◆ **Stated problem**
Go through the material below, count the lines with the word "that", and reply with the count alone.
== Source material ==
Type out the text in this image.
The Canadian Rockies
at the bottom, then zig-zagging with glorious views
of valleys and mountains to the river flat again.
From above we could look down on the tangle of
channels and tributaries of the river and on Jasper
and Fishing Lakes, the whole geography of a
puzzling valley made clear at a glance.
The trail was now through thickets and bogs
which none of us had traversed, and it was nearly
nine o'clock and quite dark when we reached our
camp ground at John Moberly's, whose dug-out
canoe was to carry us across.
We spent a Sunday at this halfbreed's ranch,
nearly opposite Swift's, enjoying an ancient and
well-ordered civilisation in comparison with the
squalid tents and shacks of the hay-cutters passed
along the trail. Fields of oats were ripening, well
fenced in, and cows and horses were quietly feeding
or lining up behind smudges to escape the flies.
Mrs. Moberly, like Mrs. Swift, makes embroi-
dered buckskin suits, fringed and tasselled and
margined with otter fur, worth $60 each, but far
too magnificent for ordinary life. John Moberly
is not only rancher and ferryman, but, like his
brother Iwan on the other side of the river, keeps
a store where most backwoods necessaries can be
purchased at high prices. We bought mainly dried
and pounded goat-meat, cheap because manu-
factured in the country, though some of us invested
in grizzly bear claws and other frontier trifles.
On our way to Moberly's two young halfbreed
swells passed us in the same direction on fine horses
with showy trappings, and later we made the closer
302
===
== Source material ==
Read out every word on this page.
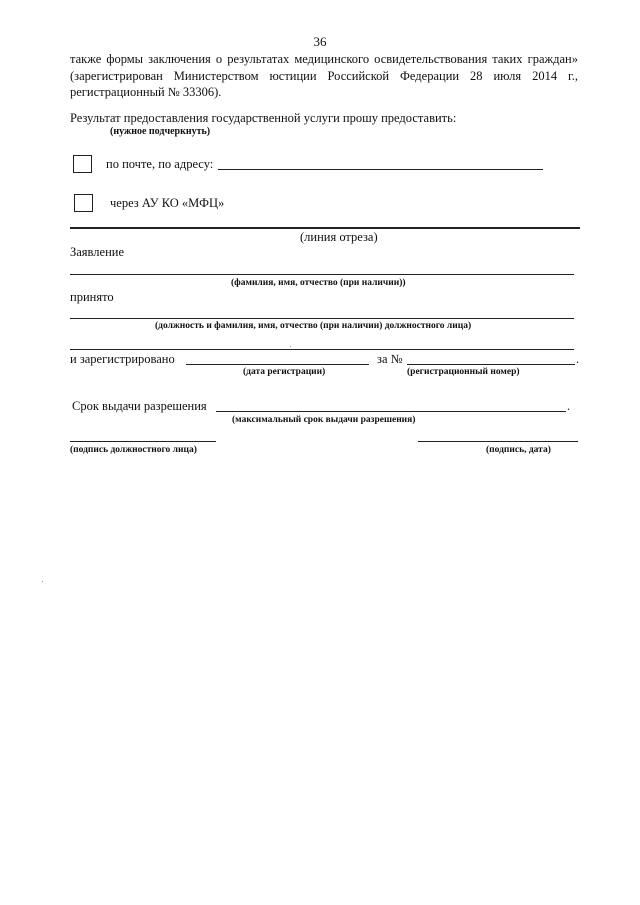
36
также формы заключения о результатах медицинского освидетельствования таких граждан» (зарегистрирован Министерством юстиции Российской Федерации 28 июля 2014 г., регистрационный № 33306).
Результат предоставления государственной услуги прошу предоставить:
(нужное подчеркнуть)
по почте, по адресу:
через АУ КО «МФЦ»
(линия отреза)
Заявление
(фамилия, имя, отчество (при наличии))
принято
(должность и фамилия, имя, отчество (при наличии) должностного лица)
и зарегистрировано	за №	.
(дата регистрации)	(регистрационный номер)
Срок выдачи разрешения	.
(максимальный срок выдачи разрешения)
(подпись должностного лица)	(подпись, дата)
===
== Source material ==
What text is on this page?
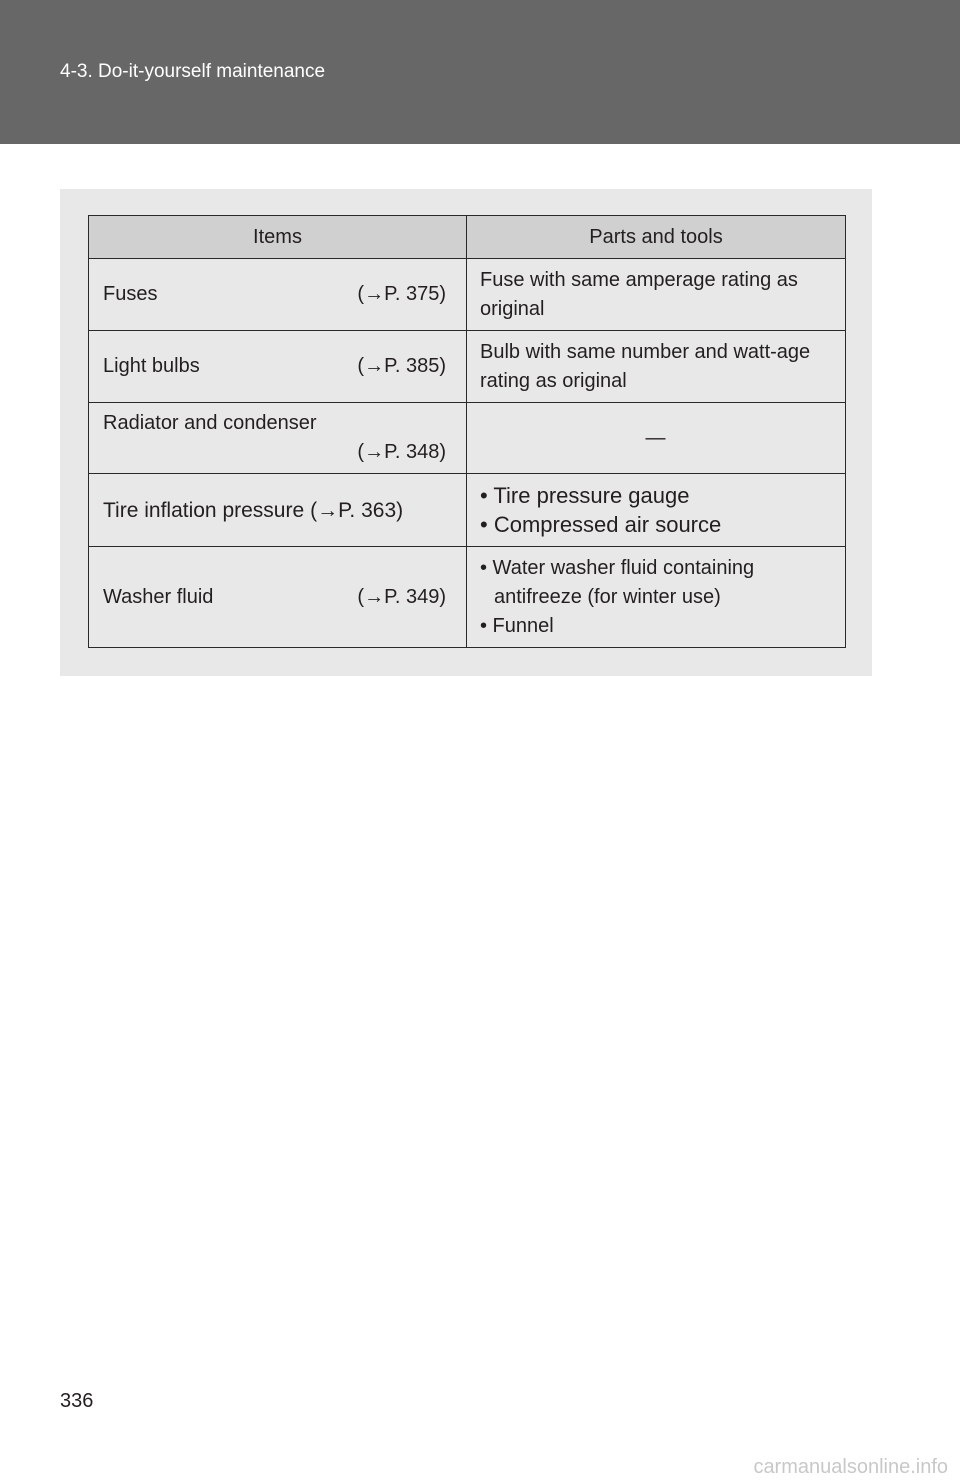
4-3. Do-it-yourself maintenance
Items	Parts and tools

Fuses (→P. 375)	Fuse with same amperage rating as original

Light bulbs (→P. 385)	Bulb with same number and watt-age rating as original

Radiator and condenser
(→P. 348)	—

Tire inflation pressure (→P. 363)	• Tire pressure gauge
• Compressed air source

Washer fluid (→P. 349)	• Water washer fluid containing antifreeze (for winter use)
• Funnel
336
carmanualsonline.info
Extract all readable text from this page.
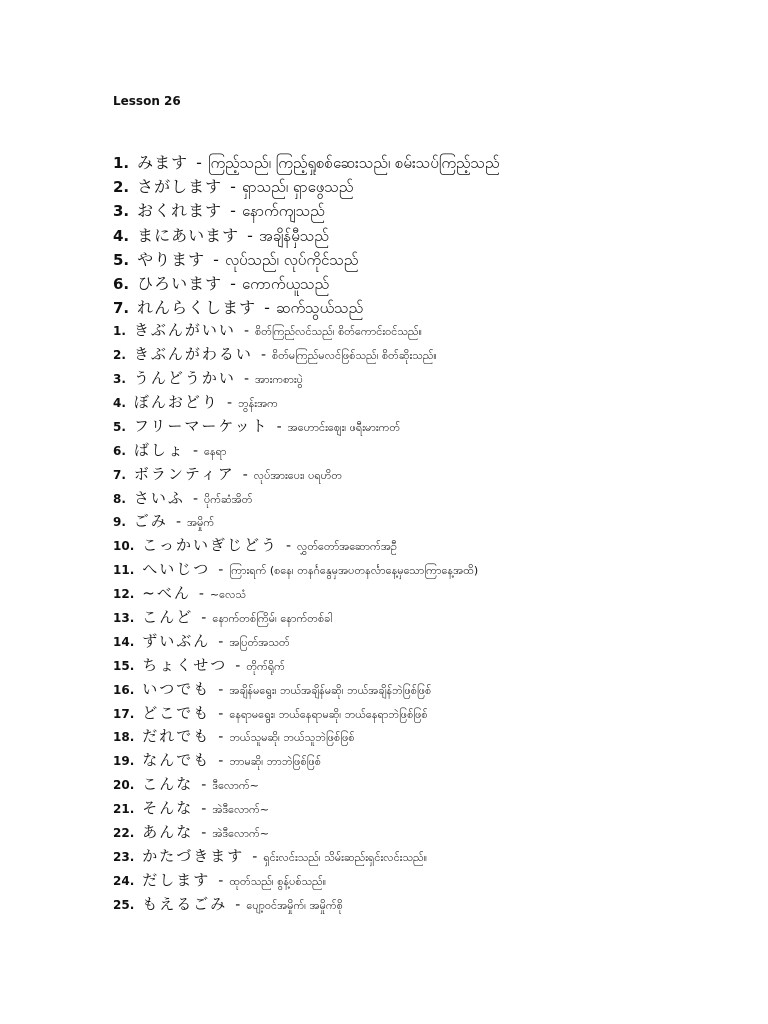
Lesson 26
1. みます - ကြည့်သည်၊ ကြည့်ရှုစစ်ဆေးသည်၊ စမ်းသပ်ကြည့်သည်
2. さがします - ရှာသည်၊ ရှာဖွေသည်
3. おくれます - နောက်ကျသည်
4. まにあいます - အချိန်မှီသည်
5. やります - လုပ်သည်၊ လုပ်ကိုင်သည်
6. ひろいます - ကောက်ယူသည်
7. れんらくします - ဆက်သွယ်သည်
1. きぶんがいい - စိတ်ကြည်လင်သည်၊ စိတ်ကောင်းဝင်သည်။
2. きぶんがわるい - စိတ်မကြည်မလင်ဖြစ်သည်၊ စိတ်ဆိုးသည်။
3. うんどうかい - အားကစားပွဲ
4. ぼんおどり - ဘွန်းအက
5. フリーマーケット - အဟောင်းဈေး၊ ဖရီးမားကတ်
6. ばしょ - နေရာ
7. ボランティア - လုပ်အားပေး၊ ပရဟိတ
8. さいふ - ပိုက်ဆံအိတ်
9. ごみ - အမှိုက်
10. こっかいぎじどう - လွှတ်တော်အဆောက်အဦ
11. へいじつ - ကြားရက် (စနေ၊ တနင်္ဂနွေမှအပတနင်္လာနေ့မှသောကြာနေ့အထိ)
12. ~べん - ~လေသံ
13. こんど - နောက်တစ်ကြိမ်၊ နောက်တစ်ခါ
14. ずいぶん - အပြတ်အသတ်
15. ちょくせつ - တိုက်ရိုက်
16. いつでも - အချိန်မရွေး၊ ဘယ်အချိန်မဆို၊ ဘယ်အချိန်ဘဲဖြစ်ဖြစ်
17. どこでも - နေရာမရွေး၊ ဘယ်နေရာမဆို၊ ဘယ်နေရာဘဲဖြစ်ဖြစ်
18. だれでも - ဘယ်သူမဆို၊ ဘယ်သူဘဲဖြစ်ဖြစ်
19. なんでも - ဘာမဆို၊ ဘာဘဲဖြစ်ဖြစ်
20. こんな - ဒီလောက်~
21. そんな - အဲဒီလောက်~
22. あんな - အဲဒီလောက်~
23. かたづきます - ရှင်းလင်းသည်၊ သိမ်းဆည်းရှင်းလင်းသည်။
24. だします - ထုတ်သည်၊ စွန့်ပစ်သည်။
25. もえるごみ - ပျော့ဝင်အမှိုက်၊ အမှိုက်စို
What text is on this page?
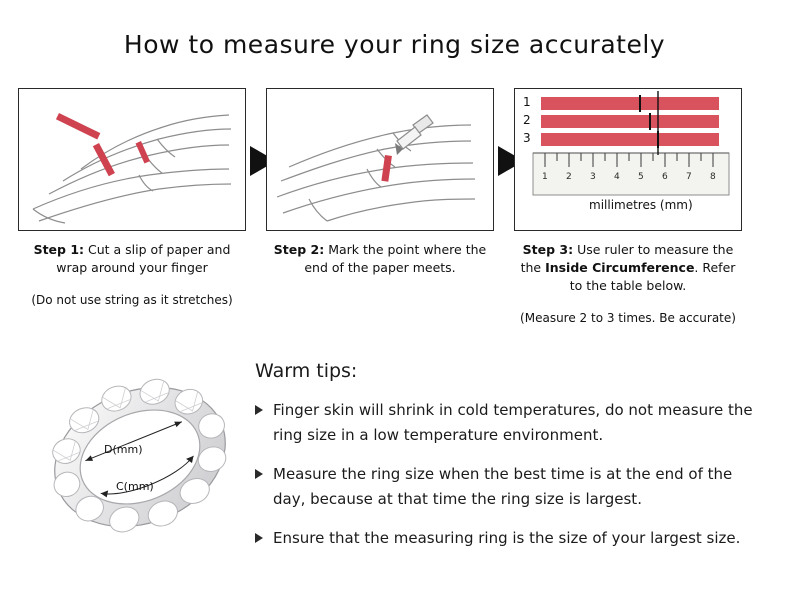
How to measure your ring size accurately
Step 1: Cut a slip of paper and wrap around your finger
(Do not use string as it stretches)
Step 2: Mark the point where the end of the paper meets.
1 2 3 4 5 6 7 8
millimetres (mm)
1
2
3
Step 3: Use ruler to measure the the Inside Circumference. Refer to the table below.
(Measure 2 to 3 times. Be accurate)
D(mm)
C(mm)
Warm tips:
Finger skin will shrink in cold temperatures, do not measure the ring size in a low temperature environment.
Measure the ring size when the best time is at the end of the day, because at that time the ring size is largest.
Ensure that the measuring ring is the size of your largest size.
===
◆ **Result of the exercise**
2